Given request:
Print the entries verbatim, leaving out the images they contain.

(Dataset items)
# # # # # # #

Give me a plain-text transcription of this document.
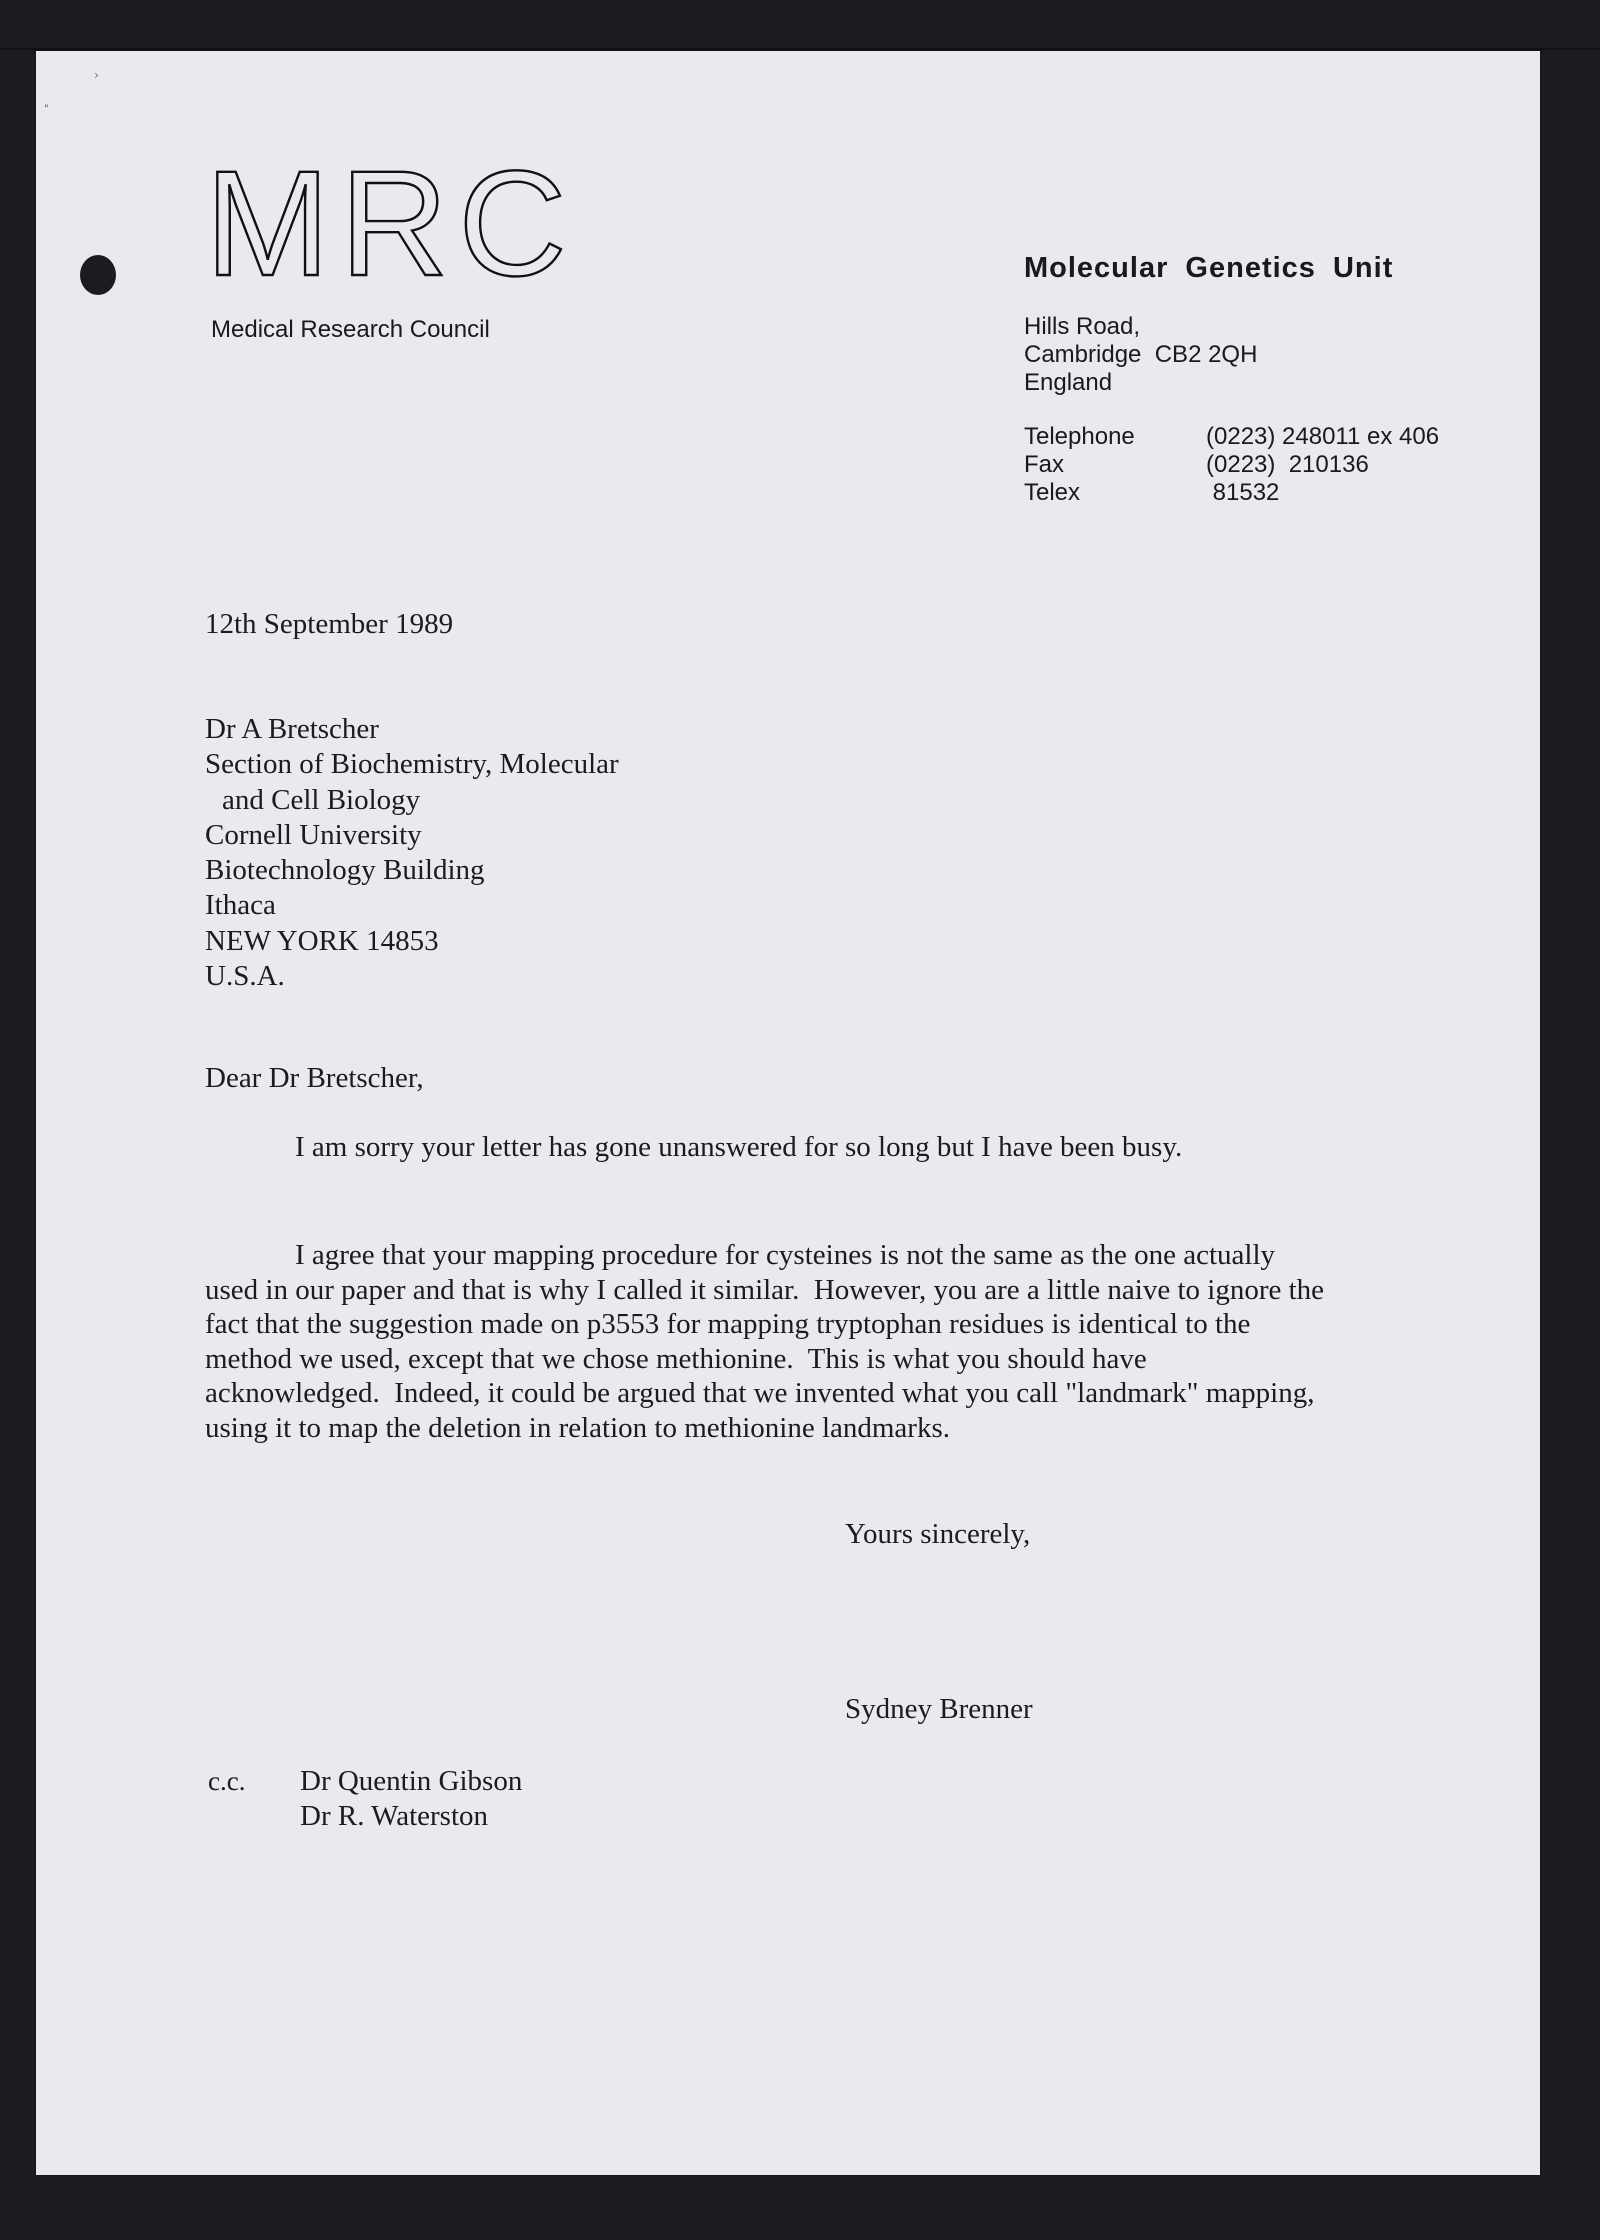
›
"
MRC
Medical Research Council
Molecular Genetics Unit
Hills Road,
Cambridge  CB2 2QH
England
Telephone	(0223) 248011 ex 406
Fax	(0223)  210136
Telex	81532
12th September 1989
Dr A Bretscher
Section of Biochemistry, Molecular
and Cell Biology
Cornell University
Biotechnology Building
Ithaca
NEW YORK 14853
U.S.A.
Dear Dr Bretscher,
I am sorry your letter has gone unanswered for so long but I have been busy.
I agree that your mapping procedure for cysteines is not the same as the one actually used in our paper and that is why I called it similar.  However, you are a little naive to ignore the fact that the suggestion made on p3553 for mapping tryptophan residues is identical to the method we used, except that we chose methionine.  This is what you should have acknowledged.  Indeed, it could be argued that we invented what you call "landmark" mapping, using it to map the deletion in relation to methionine landmarks.
Yours sincerely,
Sydney Brenner
c.c. Dr Quentin Gibson
Dr R. Waterston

# # # # # # #

Written reply:
Give me a plain-text transcription of this document.
›
"
MRC
Medical Research Council
Molecular Genetics Unit
Hills Road,
Cambridge  CB2 2QH
England
Telephone	(0223) 248011 ex 406
Fax	(0223)  210136
Telex	81532
12th September 1989
Dr A Bretscher
Section of Biochemistry, Molecular
and Cell Biology
Cornell University
Biotechnology Building
Ithaca
NEW YORK 14853
U.S.A.
Dear Dr Bretscher,
I am sorry your letter has gone unanswered for so long but I have been busy.
I agree that your mapping procedure for cysteines is not the same as the one actually used in our paper and that is why I called it similar.  However, you are a little naive to ignore the fact that the suggestion made on p3553 for mapping tryptophan residues is identical to the method we used, except that we chose methionine.  This is what you should have acknowledged.  Indeed, it could be argued that we invented what you call "landmark" mapping, using it to map the deletion in relation to methionine landmarks.
Yours sincerely,
Sydney Brenner
c.c. Dr Quentin Gibson
Dr R. Waterston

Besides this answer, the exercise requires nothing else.